▶ [EXERCISE DETAILS] Select the lines below containing the word "链家研究院".

▶ [DATASET CONTENT]
=====
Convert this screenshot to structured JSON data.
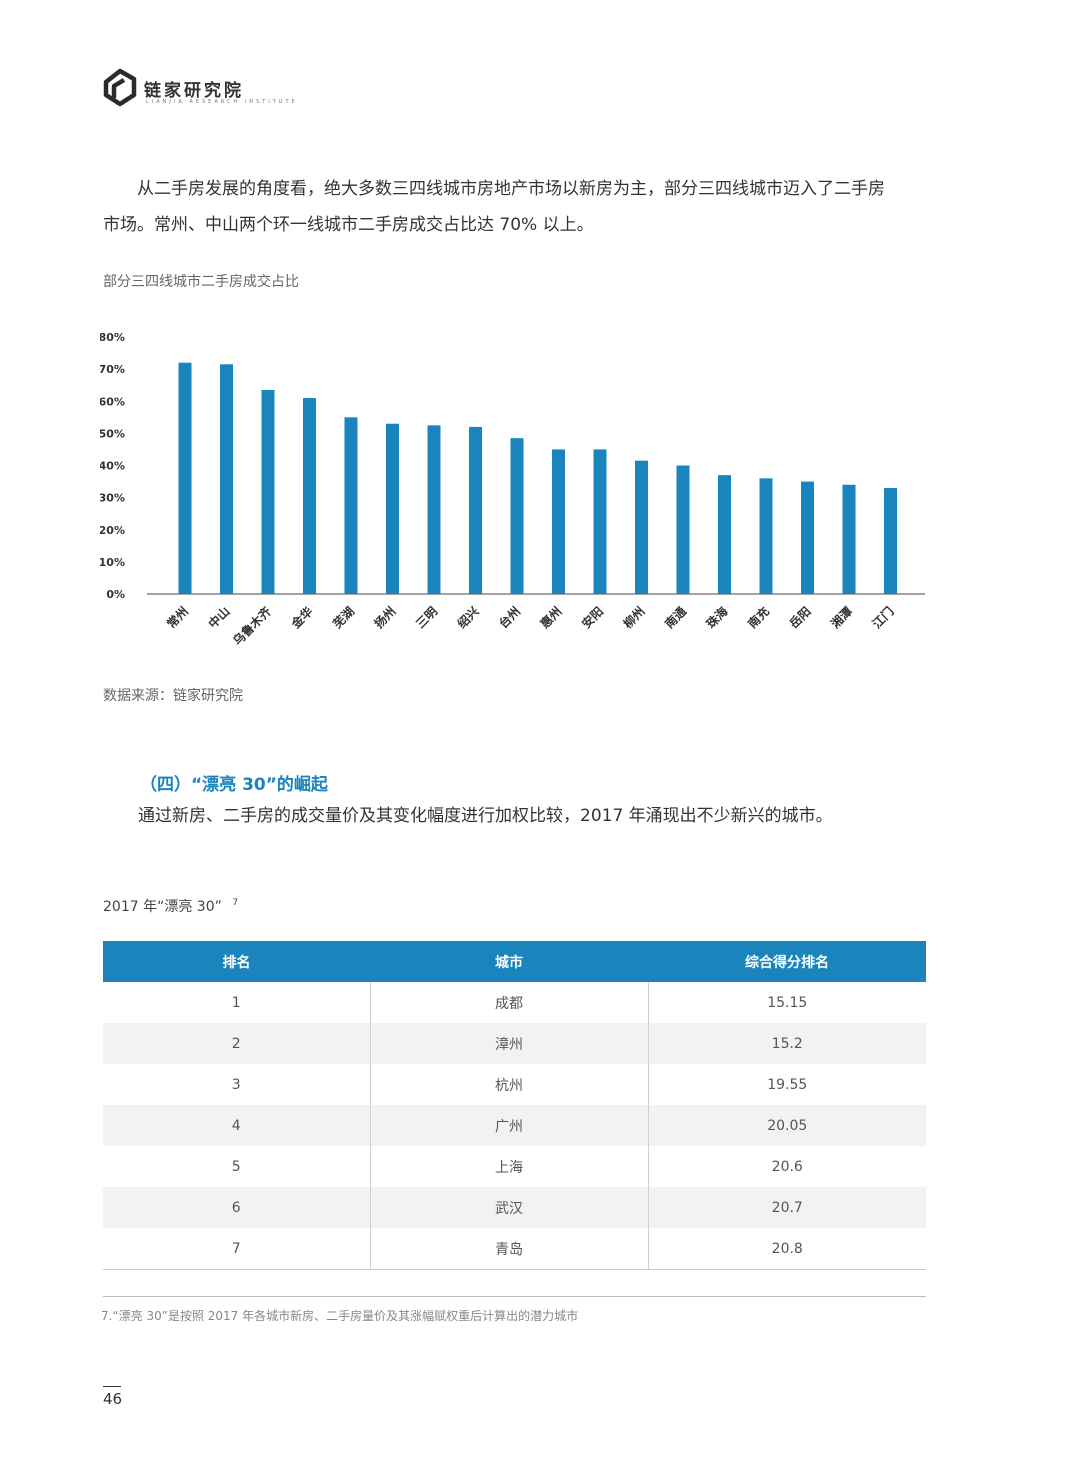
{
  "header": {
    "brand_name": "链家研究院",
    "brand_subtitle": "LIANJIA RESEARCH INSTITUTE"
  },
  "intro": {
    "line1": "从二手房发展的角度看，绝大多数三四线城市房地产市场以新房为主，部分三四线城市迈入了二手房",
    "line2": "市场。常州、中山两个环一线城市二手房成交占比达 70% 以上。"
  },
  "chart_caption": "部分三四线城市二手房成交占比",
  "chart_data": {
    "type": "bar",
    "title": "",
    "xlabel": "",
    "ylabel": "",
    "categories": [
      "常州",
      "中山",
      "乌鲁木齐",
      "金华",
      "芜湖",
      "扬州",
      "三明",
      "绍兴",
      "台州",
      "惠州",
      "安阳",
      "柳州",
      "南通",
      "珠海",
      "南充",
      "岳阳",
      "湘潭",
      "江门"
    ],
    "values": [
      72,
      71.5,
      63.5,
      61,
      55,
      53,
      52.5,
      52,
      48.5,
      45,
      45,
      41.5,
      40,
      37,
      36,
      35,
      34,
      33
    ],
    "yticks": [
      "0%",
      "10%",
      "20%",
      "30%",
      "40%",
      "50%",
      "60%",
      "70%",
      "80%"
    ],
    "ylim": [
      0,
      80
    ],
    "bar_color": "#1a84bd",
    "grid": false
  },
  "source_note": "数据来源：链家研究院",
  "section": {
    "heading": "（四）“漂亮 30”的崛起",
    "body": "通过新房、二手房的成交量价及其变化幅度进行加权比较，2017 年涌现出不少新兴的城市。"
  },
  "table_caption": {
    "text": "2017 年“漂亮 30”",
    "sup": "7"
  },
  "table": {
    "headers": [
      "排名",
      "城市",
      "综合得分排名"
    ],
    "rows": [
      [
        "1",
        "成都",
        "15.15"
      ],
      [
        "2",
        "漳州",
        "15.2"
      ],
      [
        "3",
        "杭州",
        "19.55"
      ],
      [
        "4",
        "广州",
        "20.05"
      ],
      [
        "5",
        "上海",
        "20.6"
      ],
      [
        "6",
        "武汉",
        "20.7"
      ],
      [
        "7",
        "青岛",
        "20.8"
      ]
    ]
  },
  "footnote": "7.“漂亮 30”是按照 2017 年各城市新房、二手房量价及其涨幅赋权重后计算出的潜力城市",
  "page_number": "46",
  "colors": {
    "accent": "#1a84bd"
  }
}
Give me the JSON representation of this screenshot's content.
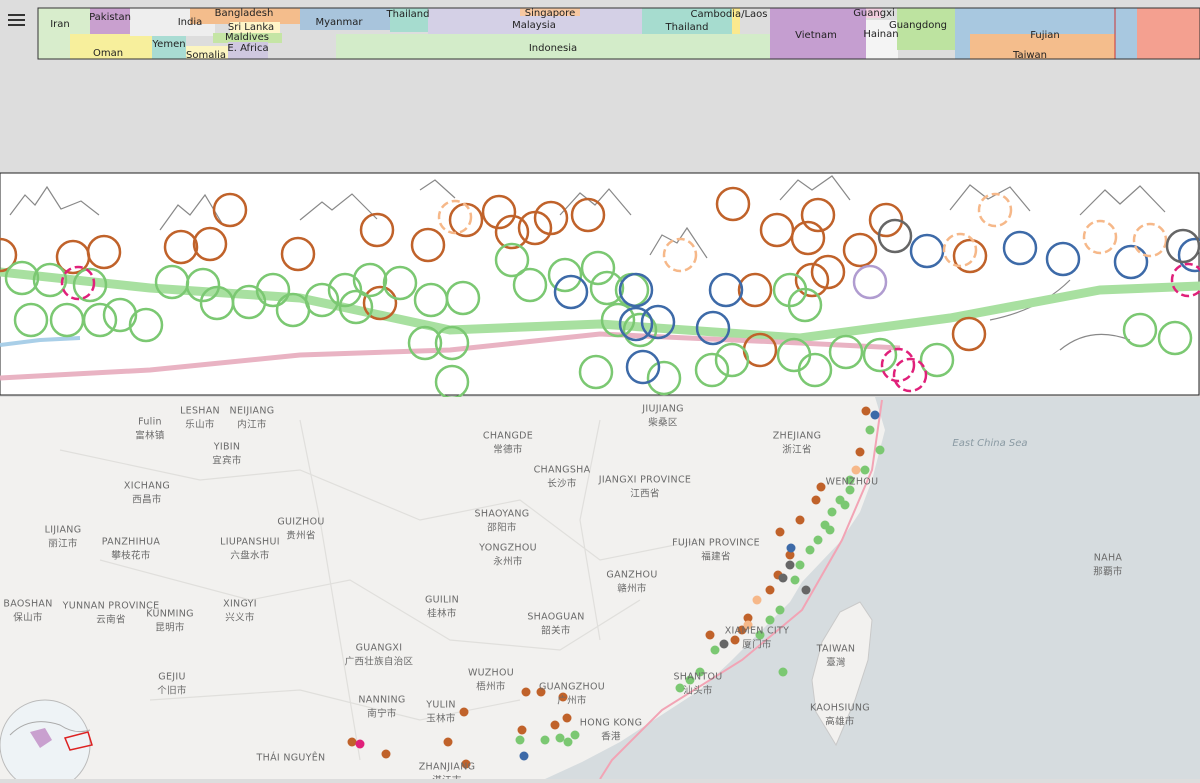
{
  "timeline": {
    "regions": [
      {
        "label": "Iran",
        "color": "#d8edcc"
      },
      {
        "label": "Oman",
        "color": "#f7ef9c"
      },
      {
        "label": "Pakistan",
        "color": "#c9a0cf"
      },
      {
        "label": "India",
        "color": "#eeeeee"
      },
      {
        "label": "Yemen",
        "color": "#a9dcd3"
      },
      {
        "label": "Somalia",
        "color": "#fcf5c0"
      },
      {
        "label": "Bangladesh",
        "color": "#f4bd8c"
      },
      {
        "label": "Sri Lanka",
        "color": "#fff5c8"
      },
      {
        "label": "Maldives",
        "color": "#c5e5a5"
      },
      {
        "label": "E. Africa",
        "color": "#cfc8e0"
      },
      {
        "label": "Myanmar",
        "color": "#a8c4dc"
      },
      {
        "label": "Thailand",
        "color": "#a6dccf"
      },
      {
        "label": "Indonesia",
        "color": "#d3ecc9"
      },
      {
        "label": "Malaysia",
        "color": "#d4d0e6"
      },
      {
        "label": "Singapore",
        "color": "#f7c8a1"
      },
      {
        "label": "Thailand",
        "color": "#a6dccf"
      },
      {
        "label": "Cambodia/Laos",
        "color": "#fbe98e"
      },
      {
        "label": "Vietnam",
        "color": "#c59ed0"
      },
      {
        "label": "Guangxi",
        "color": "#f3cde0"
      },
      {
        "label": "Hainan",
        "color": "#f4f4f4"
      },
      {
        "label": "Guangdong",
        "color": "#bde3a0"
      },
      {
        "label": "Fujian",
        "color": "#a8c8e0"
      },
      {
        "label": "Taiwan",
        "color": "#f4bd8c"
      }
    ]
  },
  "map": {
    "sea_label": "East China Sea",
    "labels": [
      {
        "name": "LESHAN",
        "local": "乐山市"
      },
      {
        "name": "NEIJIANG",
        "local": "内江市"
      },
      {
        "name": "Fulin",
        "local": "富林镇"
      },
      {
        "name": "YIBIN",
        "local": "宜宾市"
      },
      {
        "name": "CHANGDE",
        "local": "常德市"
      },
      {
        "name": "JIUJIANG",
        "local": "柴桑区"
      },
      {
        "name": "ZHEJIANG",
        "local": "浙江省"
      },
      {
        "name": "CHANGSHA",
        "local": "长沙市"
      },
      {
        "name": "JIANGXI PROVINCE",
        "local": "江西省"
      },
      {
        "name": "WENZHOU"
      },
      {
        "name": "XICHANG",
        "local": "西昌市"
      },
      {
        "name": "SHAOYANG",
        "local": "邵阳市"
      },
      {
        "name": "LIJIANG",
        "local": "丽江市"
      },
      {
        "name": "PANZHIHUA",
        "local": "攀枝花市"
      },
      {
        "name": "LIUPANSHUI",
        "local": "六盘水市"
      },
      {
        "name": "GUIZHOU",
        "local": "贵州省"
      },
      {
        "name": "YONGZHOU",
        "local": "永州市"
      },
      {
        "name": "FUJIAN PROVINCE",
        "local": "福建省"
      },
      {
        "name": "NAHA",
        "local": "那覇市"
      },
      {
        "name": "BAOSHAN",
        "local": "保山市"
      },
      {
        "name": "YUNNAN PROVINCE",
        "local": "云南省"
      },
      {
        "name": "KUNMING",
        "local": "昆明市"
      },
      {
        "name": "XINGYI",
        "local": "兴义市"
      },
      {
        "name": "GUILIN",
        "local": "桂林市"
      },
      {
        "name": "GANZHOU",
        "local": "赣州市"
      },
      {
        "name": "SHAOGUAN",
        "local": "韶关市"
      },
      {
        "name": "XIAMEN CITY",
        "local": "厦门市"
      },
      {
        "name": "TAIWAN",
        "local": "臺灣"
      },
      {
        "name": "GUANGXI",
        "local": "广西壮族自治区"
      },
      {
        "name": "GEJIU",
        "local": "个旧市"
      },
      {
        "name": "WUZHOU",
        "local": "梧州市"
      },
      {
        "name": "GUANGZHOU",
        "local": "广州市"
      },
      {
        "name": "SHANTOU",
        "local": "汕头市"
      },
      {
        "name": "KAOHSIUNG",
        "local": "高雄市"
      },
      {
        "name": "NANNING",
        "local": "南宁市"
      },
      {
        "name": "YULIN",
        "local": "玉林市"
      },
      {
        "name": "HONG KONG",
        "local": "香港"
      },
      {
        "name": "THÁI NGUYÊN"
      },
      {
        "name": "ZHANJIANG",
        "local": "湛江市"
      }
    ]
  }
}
=====
▶ [CORRECT RESULT]
    "brand_name": "链家研究院",
  "source_note": "数据来源：链家研究院",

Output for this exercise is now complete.